Work to do: Each line below that contains "αποχωρήσουμε" counts once; report the total and nothing more.

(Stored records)
# # # #

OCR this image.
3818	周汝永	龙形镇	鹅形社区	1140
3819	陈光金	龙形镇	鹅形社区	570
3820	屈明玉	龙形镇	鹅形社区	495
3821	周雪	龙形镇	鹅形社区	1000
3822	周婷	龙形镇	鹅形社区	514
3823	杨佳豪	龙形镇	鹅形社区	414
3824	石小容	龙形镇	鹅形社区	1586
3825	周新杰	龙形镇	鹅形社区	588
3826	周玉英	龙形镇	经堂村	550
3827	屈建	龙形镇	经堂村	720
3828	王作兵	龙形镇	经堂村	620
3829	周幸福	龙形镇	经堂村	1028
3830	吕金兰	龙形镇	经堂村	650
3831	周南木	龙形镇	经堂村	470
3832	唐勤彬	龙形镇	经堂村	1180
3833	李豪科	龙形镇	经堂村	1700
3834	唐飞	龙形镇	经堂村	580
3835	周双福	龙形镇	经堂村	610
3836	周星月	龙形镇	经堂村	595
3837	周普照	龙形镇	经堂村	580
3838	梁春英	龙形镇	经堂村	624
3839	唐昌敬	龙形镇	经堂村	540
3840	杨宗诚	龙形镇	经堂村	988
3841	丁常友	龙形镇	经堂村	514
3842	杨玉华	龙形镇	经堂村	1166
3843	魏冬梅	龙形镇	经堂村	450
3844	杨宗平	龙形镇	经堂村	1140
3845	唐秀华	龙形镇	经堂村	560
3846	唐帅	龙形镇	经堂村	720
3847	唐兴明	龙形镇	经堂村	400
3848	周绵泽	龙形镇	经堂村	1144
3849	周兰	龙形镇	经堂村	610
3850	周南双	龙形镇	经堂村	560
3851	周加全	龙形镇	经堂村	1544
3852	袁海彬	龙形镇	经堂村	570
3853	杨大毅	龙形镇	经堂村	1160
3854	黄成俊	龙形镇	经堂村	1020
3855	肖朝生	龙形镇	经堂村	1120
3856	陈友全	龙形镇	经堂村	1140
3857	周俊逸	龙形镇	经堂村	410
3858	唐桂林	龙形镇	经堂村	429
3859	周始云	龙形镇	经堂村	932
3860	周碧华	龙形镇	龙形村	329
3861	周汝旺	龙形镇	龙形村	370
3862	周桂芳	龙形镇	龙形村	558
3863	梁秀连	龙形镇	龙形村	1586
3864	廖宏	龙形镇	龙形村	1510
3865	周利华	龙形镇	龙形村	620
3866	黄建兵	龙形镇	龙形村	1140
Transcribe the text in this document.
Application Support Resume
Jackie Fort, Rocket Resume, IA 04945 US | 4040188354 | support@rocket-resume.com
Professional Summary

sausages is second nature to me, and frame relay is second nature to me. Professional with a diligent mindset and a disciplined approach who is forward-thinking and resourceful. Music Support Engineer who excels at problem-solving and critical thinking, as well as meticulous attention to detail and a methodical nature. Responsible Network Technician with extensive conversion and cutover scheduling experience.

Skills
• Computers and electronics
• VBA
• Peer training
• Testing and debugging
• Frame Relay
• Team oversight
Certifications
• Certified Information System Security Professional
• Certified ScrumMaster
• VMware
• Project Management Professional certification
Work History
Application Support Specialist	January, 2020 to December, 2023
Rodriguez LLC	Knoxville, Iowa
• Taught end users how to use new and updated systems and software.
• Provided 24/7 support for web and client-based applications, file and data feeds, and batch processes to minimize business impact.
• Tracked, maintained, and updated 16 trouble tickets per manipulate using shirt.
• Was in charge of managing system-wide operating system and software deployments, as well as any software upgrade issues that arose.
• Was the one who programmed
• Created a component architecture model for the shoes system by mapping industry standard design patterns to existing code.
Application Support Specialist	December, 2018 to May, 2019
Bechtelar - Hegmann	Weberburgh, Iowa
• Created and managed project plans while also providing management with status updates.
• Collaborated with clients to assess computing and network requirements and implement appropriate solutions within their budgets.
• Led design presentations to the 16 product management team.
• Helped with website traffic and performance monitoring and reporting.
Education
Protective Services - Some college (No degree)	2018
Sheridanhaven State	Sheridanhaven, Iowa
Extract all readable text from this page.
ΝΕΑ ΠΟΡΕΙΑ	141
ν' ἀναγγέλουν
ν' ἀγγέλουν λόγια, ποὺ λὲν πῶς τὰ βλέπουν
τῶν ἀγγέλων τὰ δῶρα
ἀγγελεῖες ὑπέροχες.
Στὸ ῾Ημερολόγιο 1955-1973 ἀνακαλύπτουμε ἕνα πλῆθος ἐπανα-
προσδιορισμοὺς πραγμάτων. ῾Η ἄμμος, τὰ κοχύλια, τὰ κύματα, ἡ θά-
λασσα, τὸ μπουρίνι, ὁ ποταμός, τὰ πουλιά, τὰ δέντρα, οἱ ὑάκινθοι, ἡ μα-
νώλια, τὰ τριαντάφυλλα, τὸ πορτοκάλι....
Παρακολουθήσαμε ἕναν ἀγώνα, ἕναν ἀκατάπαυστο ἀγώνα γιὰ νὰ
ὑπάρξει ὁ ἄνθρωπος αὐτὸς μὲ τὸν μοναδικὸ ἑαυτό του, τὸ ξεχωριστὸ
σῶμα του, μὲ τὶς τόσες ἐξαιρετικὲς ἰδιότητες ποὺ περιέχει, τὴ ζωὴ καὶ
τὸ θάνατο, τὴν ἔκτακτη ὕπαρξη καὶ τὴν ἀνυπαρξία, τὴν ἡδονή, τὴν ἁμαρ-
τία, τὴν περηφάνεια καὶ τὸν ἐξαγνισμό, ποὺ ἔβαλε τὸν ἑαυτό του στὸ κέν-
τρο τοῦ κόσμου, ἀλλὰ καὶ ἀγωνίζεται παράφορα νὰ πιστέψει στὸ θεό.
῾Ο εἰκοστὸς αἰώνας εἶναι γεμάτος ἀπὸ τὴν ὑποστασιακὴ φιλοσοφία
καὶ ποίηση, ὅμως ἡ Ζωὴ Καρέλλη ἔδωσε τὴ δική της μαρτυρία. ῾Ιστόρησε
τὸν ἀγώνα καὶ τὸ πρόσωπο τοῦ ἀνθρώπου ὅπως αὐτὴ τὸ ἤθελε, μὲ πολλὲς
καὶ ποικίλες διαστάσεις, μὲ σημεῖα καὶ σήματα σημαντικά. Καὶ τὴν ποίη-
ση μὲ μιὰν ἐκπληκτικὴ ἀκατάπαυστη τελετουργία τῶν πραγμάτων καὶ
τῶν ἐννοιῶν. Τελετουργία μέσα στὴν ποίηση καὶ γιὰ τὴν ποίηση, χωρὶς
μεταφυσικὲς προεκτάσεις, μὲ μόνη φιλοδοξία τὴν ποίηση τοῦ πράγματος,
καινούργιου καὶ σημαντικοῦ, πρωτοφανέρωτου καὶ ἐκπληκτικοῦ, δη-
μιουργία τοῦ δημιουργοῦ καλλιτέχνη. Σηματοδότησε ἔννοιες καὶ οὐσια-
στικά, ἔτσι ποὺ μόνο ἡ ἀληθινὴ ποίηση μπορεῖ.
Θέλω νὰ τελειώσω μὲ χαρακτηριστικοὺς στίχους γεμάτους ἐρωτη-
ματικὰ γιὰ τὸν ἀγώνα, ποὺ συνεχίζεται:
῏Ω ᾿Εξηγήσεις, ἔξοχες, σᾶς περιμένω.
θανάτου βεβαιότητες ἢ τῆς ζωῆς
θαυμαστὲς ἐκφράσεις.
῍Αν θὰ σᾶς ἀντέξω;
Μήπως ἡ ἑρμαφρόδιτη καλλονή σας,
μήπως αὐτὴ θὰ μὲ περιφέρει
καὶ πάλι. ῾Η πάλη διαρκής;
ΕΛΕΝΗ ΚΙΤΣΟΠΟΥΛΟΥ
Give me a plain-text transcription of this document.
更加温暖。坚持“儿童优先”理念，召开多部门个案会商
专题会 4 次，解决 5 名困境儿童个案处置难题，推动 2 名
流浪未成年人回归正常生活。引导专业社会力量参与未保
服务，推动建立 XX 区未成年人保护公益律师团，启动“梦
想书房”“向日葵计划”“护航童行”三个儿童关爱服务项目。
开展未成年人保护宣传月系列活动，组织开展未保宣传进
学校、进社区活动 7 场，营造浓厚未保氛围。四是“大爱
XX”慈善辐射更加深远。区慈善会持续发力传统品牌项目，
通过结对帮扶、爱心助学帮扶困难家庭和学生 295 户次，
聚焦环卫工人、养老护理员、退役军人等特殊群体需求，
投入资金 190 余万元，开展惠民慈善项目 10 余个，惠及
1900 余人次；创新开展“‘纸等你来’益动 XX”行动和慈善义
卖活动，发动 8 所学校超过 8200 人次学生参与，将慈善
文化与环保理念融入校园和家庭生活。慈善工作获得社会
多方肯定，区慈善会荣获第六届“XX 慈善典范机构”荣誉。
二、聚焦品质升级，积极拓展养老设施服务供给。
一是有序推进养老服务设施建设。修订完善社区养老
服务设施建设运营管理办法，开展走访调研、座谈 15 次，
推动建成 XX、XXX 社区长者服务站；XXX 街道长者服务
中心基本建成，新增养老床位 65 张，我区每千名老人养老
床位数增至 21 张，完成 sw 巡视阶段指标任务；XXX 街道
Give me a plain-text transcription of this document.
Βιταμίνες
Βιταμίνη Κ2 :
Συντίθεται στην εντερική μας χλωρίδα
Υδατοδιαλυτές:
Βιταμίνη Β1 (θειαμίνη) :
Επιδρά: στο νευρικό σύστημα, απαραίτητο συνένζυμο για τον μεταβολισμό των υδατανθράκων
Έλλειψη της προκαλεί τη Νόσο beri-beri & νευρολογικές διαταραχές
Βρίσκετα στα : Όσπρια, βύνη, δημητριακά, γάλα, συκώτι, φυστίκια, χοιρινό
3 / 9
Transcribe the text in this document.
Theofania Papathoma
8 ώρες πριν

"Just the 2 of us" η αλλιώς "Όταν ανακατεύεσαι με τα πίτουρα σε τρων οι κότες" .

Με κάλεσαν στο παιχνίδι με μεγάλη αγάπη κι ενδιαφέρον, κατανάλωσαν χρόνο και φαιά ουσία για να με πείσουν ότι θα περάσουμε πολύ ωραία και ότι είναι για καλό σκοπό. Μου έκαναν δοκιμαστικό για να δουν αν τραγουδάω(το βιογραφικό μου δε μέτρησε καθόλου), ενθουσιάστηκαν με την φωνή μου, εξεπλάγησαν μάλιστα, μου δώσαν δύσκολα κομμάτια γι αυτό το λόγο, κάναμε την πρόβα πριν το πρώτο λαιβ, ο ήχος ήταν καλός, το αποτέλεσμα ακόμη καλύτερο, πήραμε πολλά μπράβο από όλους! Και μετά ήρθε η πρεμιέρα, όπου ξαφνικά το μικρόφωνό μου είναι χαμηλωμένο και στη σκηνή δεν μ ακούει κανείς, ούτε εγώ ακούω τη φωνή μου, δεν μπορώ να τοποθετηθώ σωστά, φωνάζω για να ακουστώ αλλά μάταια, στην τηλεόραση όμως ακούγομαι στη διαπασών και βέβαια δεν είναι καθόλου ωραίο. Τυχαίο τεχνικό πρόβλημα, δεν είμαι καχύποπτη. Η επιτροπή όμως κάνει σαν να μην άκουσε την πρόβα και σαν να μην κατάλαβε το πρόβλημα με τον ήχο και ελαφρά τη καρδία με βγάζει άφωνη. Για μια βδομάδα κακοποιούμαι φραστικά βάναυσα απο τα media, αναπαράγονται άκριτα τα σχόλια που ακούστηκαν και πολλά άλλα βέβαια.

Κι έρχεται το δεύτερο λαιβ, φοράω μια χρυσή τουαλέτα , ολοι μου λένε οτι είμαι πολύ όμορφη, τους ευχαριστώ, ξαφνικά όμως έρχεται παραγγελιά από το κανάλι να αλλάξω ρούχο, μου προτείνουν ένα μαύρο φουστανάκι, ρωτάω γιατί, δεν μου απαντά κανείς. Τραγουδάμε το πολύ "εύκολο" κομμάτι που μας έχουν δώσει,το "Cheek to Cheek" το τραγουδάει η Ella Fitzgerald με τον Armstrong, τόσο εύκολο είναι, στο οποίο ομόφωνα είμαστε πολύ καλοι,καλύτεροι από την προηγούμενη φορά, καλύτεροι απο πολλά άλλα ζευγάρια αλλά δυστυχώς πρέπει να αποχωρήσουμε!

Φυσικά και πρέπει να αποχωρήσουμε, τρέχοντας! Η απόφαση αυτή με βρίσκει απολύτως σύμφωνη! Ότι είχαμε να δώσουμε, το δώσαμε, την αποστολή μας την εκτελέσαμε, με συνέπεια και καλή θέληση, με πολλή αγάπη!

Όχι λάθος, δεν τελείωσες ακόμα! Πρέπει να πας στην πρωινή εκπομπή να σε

# # # #

Exercise response: 2